* _TASK TO COMPLETE_
Your task is to reproduce the entries below word for word.

* _DATA SHOWN_
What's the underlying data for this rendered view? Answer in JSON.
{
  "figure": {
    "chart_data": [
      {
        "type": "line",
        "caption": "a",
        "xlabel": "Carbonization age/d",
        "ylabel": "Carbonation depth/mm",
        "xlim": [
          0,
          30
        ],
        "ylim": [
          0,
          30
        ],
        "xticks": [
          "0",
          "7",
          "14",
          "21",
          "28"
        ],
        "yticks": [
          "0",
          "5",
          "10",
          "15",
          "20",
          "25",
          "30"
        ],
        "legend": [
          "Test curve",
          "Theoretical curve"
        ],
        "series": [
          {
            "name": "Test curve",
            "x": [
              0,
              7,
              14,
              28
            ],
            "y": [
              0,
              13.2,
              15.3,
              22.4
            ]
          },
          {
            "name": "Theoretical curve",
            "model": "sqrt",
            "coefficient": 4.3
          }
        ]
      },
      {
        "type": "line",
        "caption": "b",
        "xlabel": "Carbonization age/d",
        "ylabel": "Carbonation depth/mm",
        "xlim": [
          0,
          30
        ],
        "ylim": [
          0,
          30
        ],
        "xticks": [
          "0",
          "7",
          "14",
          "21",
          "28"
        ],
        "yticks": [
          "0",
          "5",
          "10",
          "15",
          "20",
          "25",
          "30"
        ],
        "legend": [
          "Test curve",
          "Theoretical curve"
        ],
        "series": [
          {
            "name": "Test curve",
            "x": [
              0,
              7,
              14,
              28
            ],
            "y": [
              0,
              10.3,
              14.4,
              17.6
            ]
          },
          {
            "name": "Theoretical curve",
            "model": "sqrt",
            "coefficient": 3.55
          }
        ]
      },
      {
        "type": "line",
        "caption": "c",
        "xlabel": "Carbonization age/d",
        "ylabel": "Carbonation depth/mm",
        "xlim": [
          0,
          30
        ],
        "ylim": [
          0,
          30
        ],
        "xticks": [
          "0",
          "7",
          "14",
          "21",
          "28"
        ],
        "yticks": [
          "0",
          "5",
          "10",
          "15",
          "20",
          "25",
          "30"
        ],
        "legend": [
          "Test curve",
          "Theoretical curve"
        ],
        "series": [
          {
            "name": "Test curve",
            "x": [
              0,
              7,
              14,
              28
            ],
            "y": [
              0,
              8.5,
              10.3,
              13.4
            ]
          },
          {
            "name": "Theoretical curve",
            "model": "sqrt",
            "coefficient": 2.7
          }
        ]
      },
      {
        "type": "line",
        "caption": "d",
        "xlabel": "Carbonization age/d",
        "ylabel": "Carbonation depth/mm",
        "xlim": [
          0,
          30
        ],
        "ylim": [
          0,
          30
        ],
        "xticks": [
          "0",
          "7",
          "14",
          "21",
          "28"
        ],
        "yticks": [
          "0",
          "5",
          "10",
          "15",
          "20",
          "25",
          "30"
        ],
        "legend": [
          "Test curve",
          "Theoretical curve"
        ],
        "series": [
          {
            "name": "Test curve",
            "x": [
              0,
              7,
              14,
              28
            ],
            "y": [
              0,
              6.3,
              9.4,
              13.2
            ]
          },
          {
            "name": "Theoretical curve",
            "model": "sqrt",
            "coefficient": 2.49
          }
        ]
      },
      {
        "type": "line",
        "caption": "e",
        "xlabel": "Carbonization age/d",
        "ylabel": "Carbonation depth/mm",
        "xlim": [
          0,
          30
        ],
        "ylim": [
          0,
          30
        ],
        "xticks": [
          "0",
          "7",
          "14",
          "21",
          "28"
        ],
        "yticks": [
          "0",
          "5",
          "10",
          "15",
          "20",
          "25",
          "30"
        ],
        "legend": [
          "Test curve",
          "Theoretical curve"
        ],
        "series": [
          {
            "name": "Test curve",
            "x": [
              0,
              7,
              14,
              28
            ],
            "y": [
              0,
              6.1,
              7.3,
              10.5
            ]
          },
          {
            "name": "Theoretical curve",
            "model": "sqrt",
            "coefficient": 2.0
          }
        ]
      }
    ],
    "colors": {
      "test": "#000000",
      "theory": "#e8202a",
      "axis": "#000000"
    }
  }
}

* _ANSWER FOR THE TASK_
What's the underlying data for this rendered view? Answer in JSON.
{
  "figure": {
    "chart_data": [
      {
        "type": "line",
        "caption": "a",
        "xlabel": "Carbonization age/d",
        "ylabel": "Carbonation depth/mm",
        "xlim": [
          0,
          30
        ],
        "ylim": [
          0,
          30
        ],
        "xticks": [
          "0",
          "7",
          "14",
          "21",
          "28"
        ],
        "yticks": [
          "0",
          "5",
          "10",
          "15",
          "20",
          "25",
          "30"
        ],
        "legend": [
          "Test curve",
          "Theoretical curve"
        ],
        "series": [
          {
            "name": "Test curve",
            "x": [
              0,
              7,
              14,
              28
            ],
            "y": [
              0,
              13.2,
              15.3,
              22.4
            ]
          },
          {
            "name": "Theoretical curve",
            "model": "sqrt",
            "coefficient": 4.3
          }
        ]
      },
      {
        "type": "line",
        "caption": "b",
        "xlabel": "Carbonization age/d",
        "ylabel": "Carbonation depth/mm",
        "xlim": [
          0,
          30
        ],
        "ylim": [
          0,
          30
        ],
        "xticks": [
          "0",
          "7",
          "14",
          "21",
          "28"
        ],
        "yticks": [
          "0",
          "5",
          "10",
          "15",
          "20",
          "25",
          "30"
        ],
        "legend": [
          "Test curve",
          "Theoretical curve"
        ],
        "series": [
          {
            "name": "Test curve",
            "x": [
              0,
              7,
              14,
              28
            ],
            "y": [
              0,
              10.3,
              14.4,
              17.6
            ]
          },
          {
            "name": "Theoretical curve",
            "model": "sqrt",
            "coefficient": 3.55
          }
        ]
      },
      {
        "type": "line",
        "caption": "c",
        "xlabel": "Carbonization age/d",
        "ylabel": "Carbonation depth/mm",
        "xlim": [
          0,
          30
        ],
        "ylim": [
          0,
          30
        ],
        "xticks": [
          "0",
          "7",
          "14",
          "21",
          "28"
        ],
        "yticks": [
          "0",
          "5",
          "10",
          "15",
          "20",
          "25",
          "30"
        ],
        "legend": [
          "Test curve",
          "Theoretical curve"
        ],
        "series": [
          {
            "name": "Test curve",
            "x": [
              0,
              7,
              14,
              28
            ],
            "y": [
              0,
              8.5,
              10.3,
              13.4
            ]
          },
          {
            "name": "Theoretical curve",
            "model": "sqrt",
            "coefficient": 2.7
          }
        ]
      },
      {
        "type": "line",
        "caption": "d",
        "xlabel": "Carbonization age/d",
        "ylabel": "Carbonation depth/mm",
        "xlim": [
          0,
          30
        ],
        "ylim": [
          0,
          30
        ],
        "xticks": [
          "0",
          "7",
          "14",
          "21",
          "28"
        ],
        "yticks": [
          "0",
          "5",
          "10",
          "15",
          "20",
          "25",
          "30"
        ],
        "legend": [
          "Test curve",
          "Theoretical curve"
        ],
        "series": [
          {
            "name": "Test curve",
            "x": [
              0,
              7,
              14,
              28
            ],
            "y": [
              0,
              6.3,
              9.4,
              13.2
            ]
          },
          {
            "name": "Theoretical curve",
            "model": "sqrt",
            "coefficient": 2.49
          }
        ]
      },
      {
        "type": "line",
        "caption": "e",
        "xlabel": "Carbonization age/d",
        "ylabel": "Carbonation depth/mm",
        "xlim": [
          0,
          30
        ],
        "ylim": [
          0,
          30
        ],
        "xticks": [
          "0",
          "7",
          "14",
          "21",
          "28"
        ],
        "yticks": [
          "0",
          "5",
          "10",
          "15",
          "20",
          "25",
          "30"
        ],
        "legend": [
          "Test curve",
          "Theoretical curve"
        ],
        "series": [
          {
            "name": "Test curve",
            "x": [
              0,
              7,
              14,
              28
            ],
            "y": [
              0,
              6.1,
              7.3,
              10.5
            ]
          },
          {
            "name": "Theoretical curve",
            "model": "sqrt",
            "coefficient": 2.0
          }
        ]
      }
    ],
    "colors": {
      "test": "#000000",
      "theory": "#e8202a",
      "axis": "#000000"
    }
  }
}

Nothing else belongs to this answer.